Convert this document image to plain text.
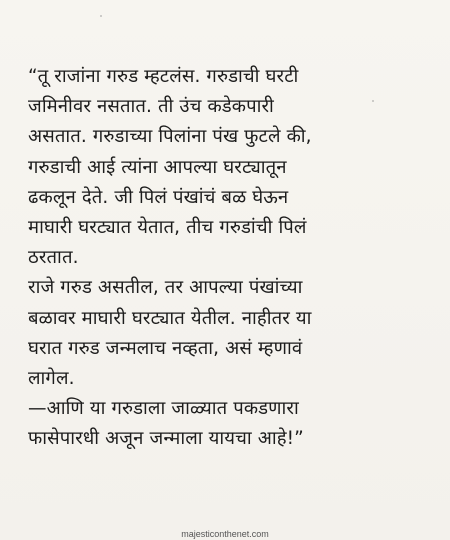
“तू राजांना गरुड म्हटलंस. गरुडाची घरटी
जमिनीवर नसतात. ती उंच कडेकपारी
असतात. गरुडाच्या पिलांना पंख फुटले की,
गरुडाची आई त्यांना आपल्या घरट्यातून
ढकलून देते. जी पिलं पंखांचं बळ घेऊन
माघारी घरट्यात येतात, तीच गरुडांची पिलं
ठरतात.
राजे गरुड असतील, तर आपल्या पंखांच्या
बळावर माघारी घरट्यात येतील. नाहीतर या
घरात गरुड जन्मलाच नव्हता, असं म्हणावं
लागेल.
—आणि या गरुडाला जाळ्यात पकडणारा
फासेपारधी अजून जन्माला यायचा आहे!”
majesticonthenet.com
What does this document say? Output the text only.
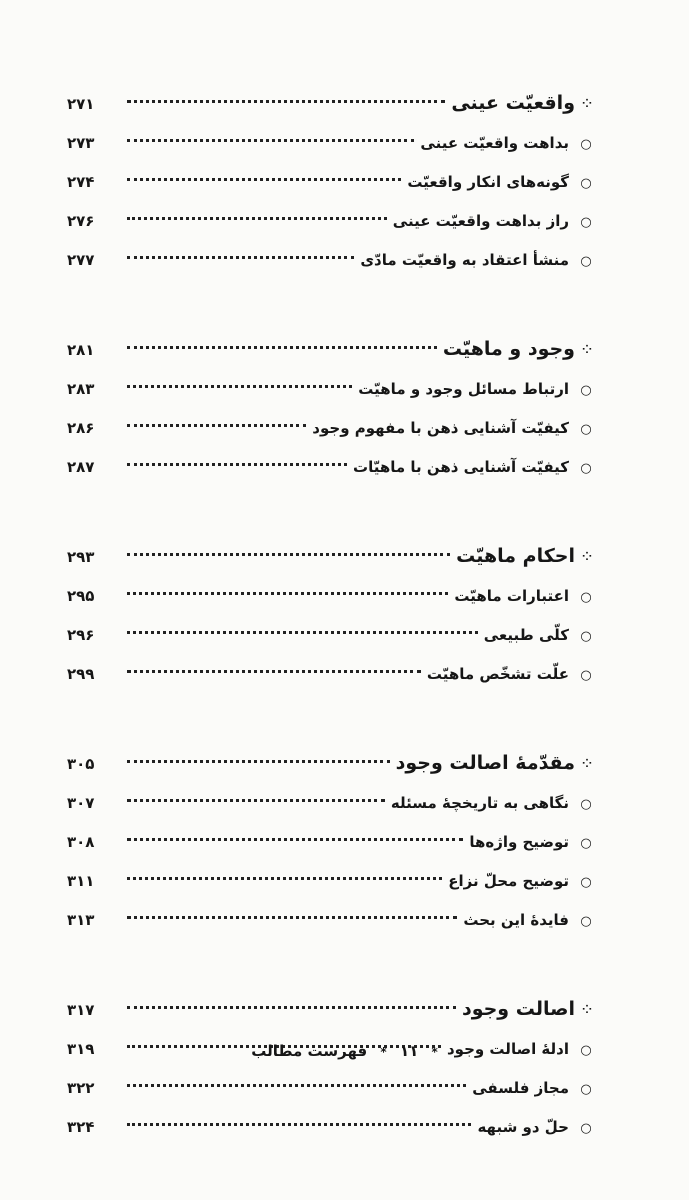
⁘
واقعیّت عینی
۲۷۱
○
بداهت واقعیّت عینی
۲۷۳
○
گونه‌های انکار واقعیّت
۲۷۴
○
راز بداهت واقعیّت عینی
۲۷۶
○
منشأ اعتقاد به واقعیّت مادّی
۲۷۷
⁘
وجود و ماهیّت
۲۸۱
○
ارتباط مسائل وجود و ماهیّت
۲۸۳
○
کیفیّت آشنایی ذهن با مفهوم وجود
۲۸۶
○
کیفیّت آشنایی ذهن با ماهیّات
۲۸۷
⁘
احکام ماهیّت
۲۹۳
○
اعتبارات ماهیّت
۲۹۵
○
کلّی طبیعی
۲۹۶
○
علّت تشخّص ماهیّت
۲۹۹
⁘
مقدّمهٔ اصالت وجود
۳۰۵
○
نگاهی به تاریخچهٔ مسئله
۳۰۷
○
توضیح واژه‌ها
۳۰۸
○
توضیح محلّ نزاع
۳۱۱
○
فایدهٔ این بحث
۳۱۳
⁘
اصالت وجود
۳۱۷
○
ادلهٔ اصالت وجود
۳۱۹
○
مجاز فلسفی
۳۲۲
○
حلّ دو شبهه
۳۲۴
* ۱۱ * فهرست مطالب
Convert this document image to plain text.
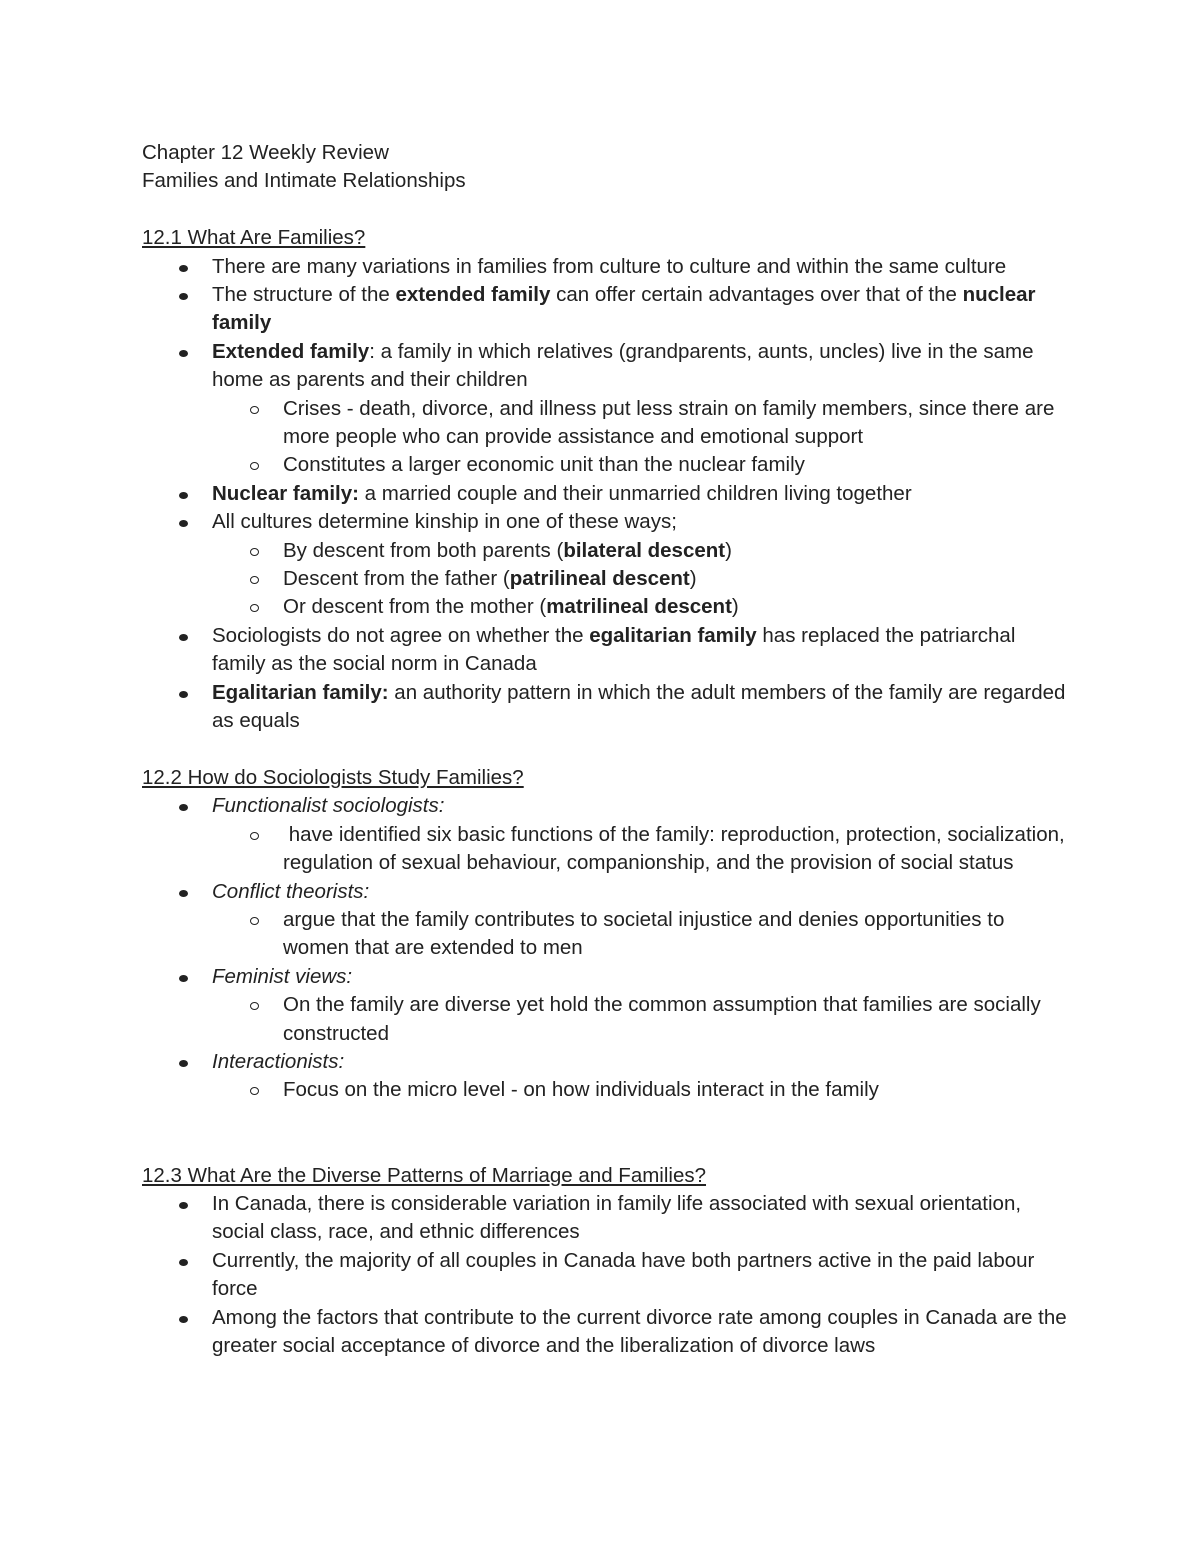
Chapter 12 Weekly Review
Families and Intimate Relationships
12.1 What Are Families?
There are many variations in families from culture to culture and within the same culture
The structure of the extended family can offer certain advantages over that of the nuclear family
Extended family: a family in which relatives (grandparents, aunts, uncles) live in the same home as parents and their children
Crises - death, divorce, and illness put less strain on family members, since there are more people who can provide assistance and emotional support
Constitutes a larger economic unit than the nuclear family
Nuclear family: a married couple and their unmarried children living together
All cultures determine kinship in one of these ways;
By descent from both parents (bilateral descent)
Descent from the father (patrilineal descent)
Or descent from the mother (matrilineal descent)
Sociologists do not agree on whether the egalitarian family has replaced the patriarchal family as the social norm in Canada
Egalitarian family: an authority pattern in which the adult members of the family are regarded as equals
12.2 How do Sociologists Study Families?
Functionalist sociologists:
have identified six basic functions of the family: reproduction, protection, socialization, regulation of sexual behaviour, companionship, and the provision of social status
Conflict theorists:
argue that the family contributes to societal injustice and denies opportunities to women that are extended to men
Feminist views:
On the family are diverse yet hold the common assumption that families are socially constructed
Interactionists:
Focus on the micro level - on how individuals interact in the family
12.3 What Are the Diverse Patterns of Marriage and Families?
In Canada, there is considerable variation in family life associated with sexual orientation, social class, race, and ethnic differences
Currently, the majority of all couples in Canada have both partners active in the paid labour force
Among the factors that contribute to the current divorce rate among couples in Canada are the greater social acceptance of divorce and the liberalization of divorce laws
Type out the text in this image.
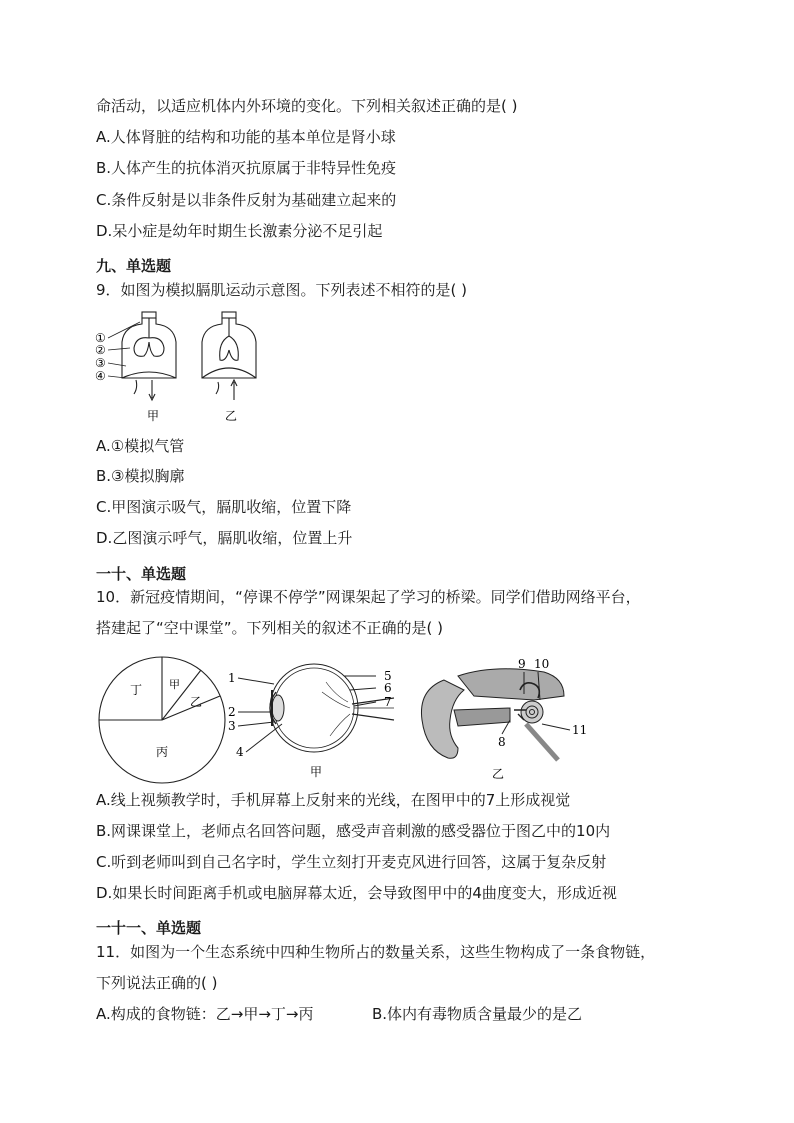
命活动，以适应机体内外环境的变化。下列相关叙述正确的是( )
A.人体肾脏的结构和功能的基本单位是肾小球
B.人体产生的抗体消灭抗原属于非特异性免疫
C.条件反射是以非条件反射为基础建立起来的
D.呆小症是幼年时期生长激素分泌不足引起
九、单选题
9．如图为模拟膈肌运动示意图。下列表述不相符的是( )
①
②
③
④
甲	乙
A.①模拟气管
B.③模拟胸廓
C.甲图演示吸气，膈肌收缩，位置下降
D.乙图演示呼气，膈肌收缩，位置上升
一十、单选题
10．新冠疫情期间，“停课不停学”网课架起了学习的桥梁。同学们借助网络平台，
搭建起了“空中课堂”。下列相关的叙述不正确的是( )
丁 甲
乙
丙
1
2
3
4
5
6
7
甲
9 10
11
8
乙
A.线上视频教学时，手机屏幕上反射来的光线，在图甲中的7上形成视觉
B.网课课堂上，老师点名回答问题，感受声音刺激的感受器位于图乙中的10内
C.听到老师叫到自己名字时，学生立刻打开麦克风进行回答，这属于复杂反射
D.如果长时间距离手机或电脑屏幕太近，会导致图甲中的4曲度变大，形成近视
一十一、单选题
11．如图为一个生态系统中四种生物所占的数量关系，这些生物构成了一条食物链，
下列说法正确的( )
A.构成的食物链：乙→甲→丁→丙	B.体内有毒物质含量最少的是乙
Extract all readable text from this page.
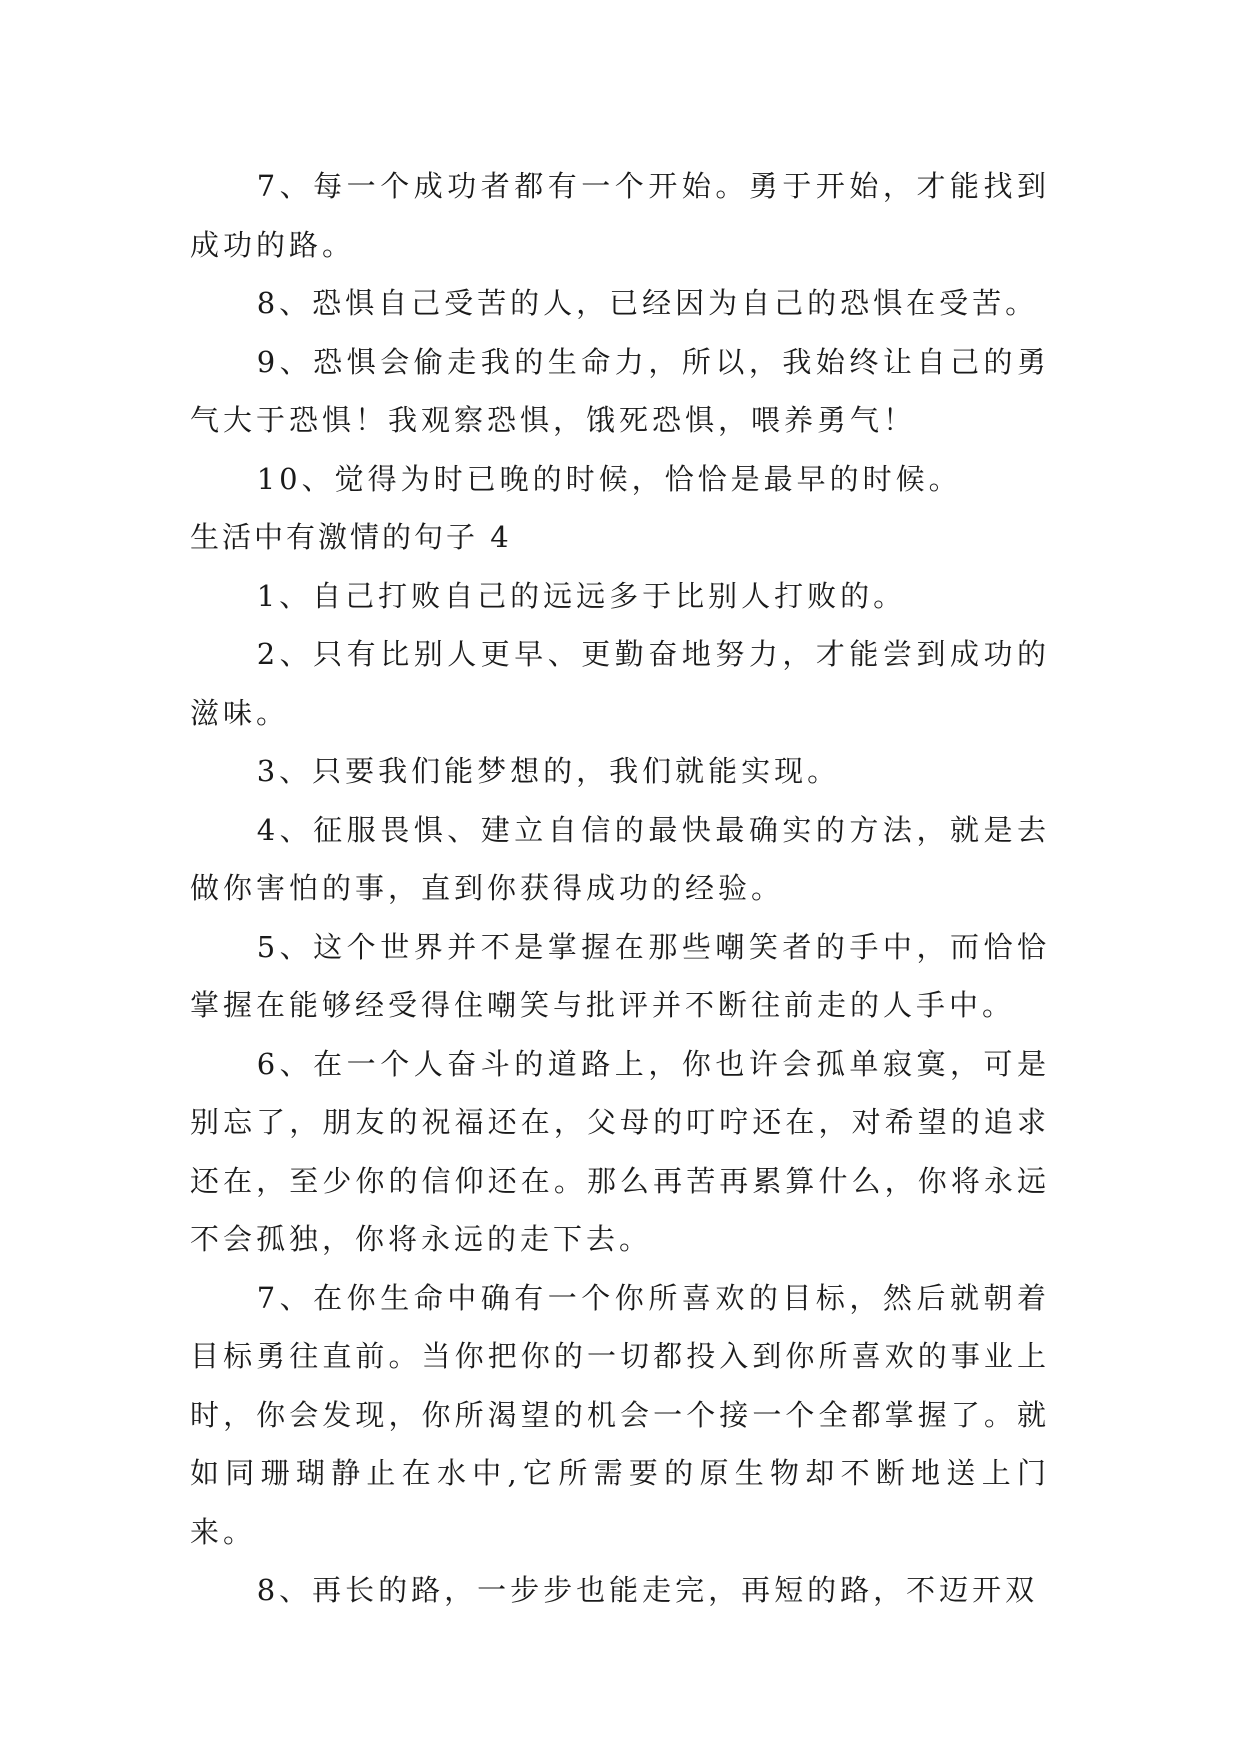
7、每一个成功者都有一个开始。勇于开始，才能找到成功的路。

8、恐惧自己受苦的人，已经因为自己的恐惧在受苦。

9、恐惧会偷走我的生命力，所以，我始终让自己的勇气大于恐惧！我观察恐惧，饿死恐惧，喂养勇气！

10、觉得为时已晚的时候，恰恰是最早的时候。

生活中有激情的句子 4

1、自己打败自己的远远多于比别人打败的。

2、只有比别人更早、更勤奋地努力，才能尝到成功的滋味。

3、只要我们能梦想的，我们就能实现。

4、征服畏惧、建立自信的最快最确实的方法，就是去做你害怕的事，直到你获得成功的经验。

5、这个世界并不是掌握在那些嘲笑者的手中，而恰恰掌握在能够经受得住嘲笑与批评并不断往前走的人手中。

6、在一个人奋斗的道路上，你也许会孤单寂寞，可是别忘了，朋友的祝福还在，父母的叮咛还在，对希望的追求还在，至少你的信仰还在。那么再苦再累算什么，你将永远不会孤独，你将永远的走下去。

7、在你生命中确有一个你所喜欢的目标，然后就朝着目标勇往直前。当你把你的一切都投入到你所喜欢的事业上时，你会发现，你所渴望的机会一个接一个全都掌握了。就如同珊瑚静止在水中,它所需要的原生物却不断地送上门来。

8、再长的路，一步步也能走完，再短的路，不迈开双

(SET TASK): Write out every line from the entries where "which" appears.

(FULL SOLUTION):
Extended family: a family in which relatives (grandparents, aunts, uncles) live in the same home as parents and their children
Egalitarian family: an authority pattern in which the adult members of the family are regarded as equals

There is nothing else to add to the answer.